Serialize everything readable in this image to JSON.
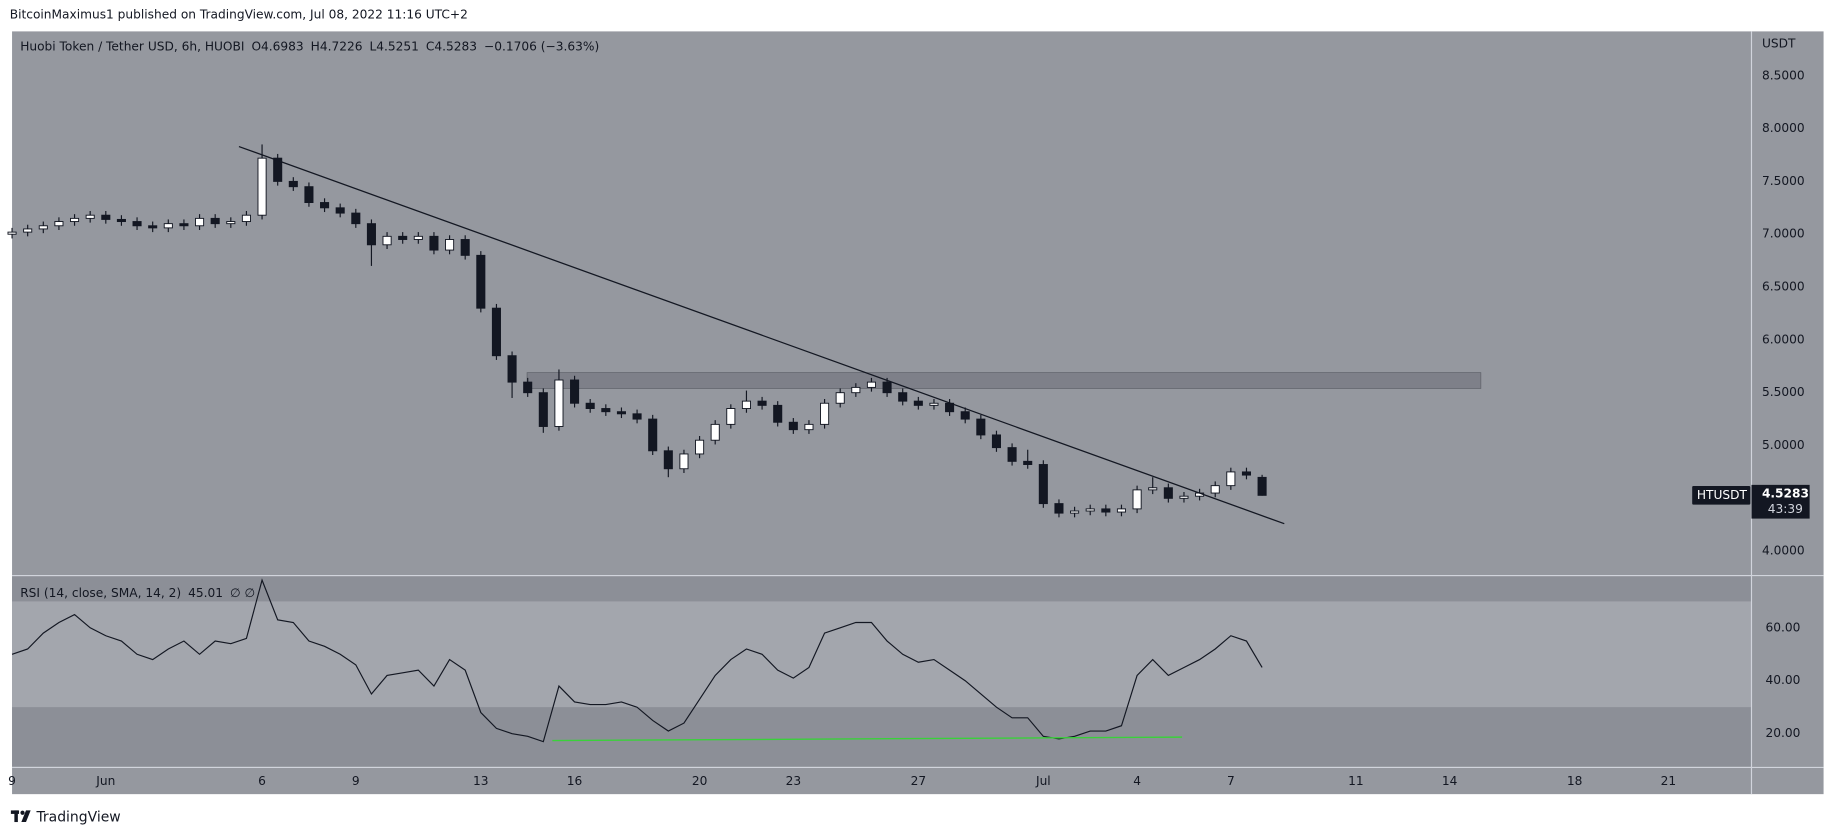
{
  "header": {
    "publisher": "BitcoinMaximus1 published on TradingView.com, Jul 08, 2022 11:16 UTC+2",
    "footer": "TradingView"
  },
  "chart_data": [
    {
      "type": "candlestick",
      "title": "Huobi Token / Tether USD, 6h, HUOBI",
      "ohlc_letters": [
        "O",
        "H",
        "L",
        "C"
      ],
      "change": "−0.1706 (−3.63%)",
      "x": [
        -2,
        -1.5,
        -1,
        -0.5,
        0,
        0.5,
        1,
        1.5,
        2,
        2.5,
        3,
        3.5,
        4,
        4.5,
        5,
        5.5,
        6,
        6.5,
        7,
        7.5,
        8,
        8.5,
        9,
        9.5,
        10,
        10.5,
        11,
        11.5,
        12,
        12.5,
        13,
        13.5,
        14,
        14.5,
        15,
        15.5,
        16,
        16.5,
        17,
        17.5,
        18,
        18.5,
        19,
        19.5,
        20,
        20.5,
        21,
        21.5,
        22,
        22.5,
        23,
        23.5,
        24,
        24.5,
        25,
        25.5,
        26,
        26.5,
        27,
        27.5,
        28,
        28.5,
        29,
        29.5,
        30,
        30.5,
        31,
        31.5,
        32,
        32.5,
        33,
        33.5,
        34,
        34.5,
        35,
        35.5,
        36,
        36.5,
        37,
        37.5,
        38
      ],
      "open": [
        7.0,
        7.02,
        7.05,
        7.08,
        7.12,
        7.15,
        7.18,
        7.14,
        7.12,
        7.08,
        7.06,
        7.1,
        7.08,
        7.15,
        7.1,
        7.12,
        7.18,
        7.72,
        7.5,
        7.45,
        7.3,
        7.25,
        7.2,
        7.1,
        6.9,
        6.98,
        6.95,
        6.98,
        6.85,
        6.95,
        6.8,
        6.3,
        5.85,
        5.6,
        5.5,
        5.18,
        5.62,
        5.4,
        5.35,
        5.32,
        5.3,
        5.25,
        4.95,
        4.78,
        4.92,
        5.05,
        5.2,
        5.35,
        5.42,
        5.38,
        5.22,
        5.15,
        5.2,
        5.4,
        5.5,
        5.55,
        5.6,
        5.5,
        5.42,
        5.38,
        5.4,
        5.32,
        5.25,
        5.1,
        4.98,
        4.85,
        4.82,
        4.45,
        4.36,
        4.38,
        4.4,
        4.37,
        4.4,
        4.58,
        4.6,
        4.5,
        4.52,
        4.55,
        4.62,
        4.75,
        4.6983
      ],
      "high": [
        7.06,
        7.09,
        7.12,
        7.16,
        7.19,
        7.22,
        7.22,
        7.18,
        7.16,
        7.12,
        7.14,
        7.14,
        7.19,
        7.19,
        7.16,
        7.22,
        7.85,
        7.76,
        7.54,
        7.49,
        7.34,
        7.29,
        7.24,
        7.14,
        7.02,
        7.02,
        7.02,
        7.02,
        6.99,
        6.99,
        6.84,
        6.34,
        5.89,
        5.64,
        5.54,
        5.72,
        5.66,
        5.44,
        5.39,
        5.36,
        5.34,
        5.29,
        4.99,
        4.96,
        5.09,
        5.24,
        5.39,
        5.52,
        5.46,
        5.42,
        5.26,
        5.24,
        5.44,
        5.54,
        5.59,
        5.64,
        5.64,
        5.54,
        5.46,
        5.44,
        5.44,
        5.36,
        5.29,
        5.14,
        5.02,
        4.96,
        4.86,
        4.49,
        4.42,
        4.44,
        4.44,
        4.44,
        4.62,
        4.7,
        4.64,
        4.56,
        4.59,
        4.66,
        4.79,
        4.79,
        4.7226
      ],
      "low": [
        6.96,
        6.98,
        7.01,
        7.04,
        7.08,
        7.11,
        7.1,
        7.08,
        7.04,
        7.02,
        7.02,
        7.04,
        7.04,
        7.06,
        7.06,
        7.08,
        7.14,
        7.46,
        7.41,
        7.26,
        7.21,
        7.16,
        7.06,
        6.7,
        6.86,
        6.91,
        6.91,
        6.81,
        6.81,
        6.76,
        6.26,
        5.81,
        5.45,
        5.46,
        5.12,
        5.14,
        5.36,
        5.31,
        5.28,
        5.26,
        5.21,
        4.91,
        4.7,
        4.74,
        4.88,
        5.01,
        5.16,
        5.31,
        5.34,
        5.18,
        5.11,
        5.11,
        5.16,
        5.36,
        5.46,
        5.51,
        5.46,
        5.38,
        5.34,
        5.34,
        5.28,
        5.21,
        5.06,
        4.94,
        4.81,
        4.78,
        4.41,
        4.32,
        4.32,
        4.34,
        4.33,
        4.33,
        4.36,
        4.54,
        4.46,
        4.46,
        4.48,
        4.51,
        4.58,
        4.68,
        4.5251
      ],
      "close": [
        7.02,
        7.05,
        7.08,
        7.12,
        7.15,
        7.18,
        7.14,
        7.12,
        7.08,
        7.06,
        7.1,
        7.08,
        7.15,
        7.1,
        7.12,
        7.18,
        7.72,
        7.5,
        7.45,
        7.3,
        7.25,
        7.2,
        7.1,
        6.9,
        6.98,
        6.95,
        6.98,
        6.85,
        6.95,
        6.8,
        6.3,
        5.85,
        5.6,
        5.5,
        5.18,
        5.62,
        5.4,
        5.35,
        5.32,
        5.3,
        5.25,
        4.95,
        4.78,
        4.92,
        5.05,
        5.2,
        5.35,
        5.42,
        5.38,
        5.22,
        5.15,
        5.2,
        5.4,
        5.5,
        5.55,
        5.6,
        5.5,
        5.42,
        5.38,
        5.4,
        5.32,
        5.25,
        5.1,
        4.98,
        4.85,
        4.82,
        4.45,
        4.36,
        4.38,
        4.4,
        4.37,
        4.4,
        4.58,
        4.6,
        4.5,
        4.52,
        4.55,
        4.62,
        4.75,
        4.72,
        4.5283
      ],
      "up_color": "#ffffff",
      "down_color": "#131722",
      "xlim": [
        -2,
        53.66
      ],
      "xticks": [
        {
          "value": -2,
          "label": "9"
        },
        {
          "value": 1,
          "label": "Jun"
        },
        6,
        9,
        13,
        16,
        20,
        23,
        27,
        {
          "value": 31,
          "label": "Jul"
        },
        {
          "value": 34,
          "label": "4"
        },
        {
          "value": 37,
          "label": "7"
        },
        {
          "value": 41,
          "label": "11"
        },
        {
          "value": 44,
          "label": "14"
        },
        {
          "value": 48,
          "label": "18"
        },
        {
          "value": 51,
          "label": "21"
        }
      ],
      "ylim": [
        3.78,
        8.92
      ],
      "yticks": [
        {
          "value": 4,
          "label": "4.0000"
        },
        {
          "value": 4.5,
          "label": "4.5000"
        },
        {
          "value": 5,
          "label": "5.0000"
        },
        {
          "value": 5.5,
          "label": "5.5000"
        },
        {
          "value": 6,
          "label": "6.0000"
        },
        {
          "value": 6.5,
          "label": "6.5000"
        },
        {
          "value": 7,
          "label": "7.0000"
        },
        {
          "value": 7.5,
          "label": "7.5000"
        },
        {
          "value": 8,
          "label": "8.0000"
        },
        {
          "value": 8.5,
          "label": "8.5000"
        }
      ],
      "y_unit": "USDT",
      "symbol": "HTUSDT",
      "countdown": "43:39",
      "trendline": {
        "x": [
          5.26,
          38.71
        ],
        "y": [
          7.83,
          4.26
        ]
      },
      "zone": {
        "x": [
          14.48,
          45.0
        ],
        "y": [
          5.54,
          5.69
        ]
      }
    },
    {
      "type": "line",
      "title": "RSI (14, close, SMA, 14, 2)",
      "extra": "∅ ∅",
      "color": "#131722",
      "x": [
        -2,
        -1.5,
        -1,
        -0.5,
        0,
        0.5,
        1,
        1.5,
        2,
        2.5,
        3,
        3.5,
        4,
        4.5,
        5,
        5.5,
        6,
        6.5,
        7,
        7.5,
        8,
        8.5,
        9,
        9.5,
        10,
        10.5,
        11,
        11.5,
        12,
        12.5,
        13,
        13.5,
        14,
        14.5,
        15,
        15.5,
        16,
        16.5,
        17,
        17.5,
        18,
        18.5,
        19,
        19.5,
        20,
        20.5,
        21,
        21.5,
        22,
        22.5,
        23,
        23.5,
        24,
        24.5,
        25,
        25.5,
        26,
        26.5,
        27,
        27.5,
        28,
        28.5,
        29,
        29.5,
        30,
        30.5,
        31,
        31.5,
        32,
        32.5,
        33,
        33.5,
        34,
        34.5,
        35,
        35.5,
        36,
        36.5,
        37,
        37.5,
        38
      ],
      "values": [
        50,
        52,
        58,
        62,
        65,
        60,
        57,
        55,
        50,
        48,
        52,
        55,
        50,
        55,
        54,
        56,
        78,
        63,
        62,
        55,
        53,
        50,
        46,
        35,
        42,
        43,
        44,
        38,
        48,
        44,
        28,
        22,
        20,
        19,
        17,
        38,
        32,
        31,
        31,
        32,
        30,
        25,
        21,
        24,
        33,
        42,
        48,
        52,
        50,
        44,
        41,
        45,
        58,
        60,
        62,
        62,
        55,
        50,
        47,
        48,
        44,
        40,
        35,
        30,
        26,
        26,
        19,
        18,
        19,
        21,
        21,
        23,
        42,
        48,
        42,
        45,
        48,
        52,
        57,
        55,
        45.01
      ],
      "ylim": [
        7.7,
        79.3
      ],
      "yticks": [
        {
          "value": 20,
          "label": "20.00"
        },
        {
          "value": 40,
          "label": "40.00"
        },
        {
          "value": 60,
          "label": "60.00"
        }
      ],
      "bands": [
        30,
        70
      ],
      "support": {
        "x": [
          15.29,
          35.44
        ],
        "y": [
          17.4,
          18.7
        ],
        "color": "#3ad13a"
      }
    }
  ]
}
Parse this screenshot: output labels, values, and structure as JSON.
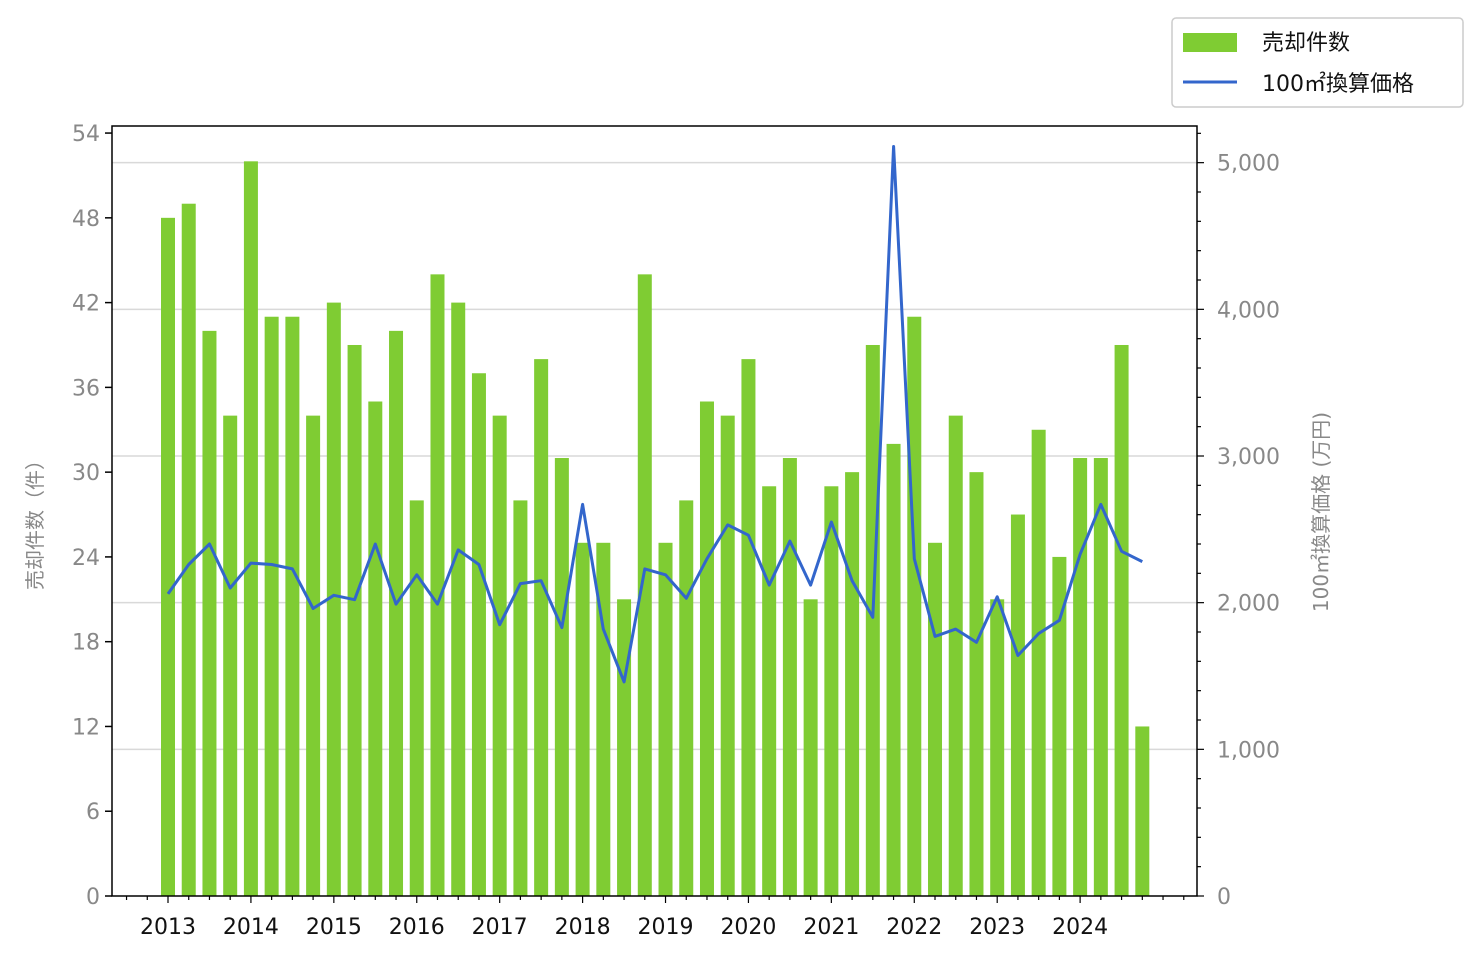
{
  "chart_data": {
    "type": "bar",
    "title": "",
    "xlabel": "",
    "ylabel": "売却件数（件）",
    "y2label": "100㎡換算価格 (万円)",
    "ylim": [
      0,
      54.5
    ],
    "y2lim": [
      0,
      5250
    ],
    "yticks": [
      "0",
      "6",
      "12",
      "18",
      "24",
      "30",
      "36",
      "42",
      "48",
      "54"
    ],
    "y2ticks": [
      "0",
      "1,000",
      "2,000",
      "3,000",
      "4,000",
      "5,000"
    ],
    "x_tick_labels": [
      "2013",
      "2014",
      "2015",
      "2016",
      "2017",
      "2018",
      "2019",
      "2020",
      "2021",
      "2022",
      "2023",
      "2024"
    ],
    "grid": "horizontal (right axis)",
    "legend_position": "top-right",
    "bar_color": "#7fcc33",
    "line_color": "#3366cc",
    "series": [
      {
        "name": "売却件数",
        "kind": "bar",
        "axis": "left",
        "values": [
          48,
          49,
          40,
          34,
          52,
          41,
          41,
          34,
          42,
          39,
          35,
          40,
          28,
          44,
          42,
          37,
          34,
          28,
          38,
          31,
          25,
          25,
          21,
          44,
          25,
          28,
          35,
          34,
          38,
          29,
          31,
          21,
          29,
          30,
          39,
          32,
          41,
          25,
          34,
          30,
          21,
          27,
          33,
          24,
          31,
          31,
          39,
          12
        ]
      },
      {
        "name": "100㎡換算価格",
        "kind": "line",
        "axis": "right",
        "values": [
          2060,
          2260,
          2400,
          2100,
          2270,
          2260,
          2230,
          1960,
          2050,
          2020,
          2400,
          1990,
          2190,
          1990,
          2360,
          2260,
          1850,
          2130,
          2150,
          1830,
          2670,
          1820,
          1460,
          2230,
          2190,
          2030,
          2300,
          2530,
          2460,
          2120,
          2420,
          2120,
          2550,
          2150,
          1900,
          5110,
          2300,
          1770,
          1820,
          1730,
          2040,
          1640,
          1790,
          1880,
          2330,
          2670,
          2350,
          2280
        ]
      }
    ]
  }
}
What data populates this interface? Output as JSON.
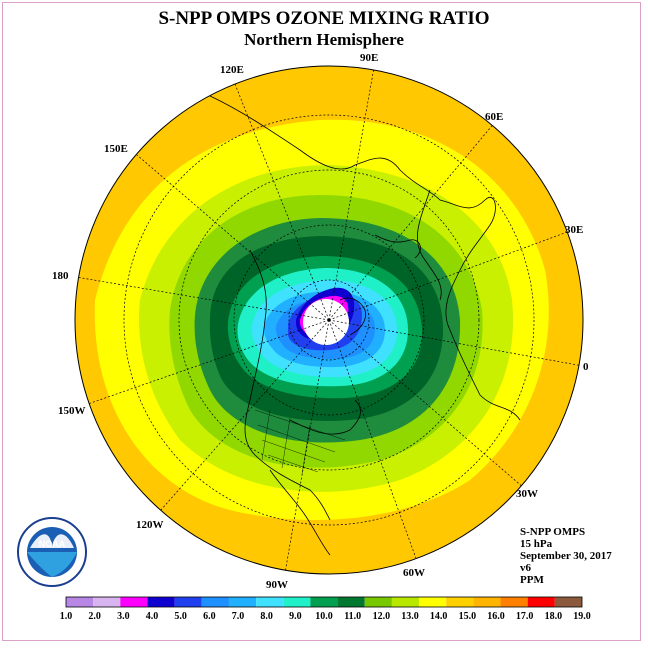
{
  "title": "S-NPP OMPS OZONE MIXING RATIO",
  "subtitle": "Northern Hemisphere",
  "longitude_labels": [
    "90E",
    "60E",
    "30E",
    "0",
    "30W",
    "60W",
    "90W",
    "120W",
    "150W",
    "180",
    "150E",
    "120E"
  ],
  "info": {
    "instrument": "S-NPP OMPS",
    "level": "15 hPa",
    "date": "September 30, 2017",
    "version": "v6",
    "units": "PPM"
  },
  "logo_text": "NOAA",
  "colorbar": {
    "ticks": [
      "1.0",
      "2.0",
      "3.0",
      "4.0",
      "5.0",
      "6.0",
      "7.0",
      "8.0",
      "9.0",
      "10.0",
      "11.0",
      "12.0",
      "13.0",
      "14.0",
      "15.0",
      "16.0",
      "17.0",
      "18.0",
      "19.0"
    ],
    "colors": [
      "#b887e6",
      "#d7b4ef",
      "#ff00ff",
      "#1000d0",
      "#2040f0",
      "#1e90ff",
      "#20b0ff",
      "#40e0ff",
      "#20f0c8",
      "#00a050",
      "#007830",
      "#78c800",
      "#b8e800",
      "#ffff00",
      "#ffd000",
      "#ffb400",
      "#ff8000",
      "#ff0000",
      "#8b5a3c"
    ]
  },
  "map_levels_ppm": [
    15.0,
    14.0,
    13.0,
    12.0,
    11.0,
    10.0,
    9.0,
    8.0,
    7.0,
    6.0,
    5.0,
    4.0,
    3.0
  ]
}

####

◆ **Exercise**: Copy every line in the records above that contains the word "JSON".

◆ **Reply**:
Serialize everything readable in this image to JSON.
Parse this screenshot: output labels, values, and structure as JSON.
What data populates this interface? Output as JSON.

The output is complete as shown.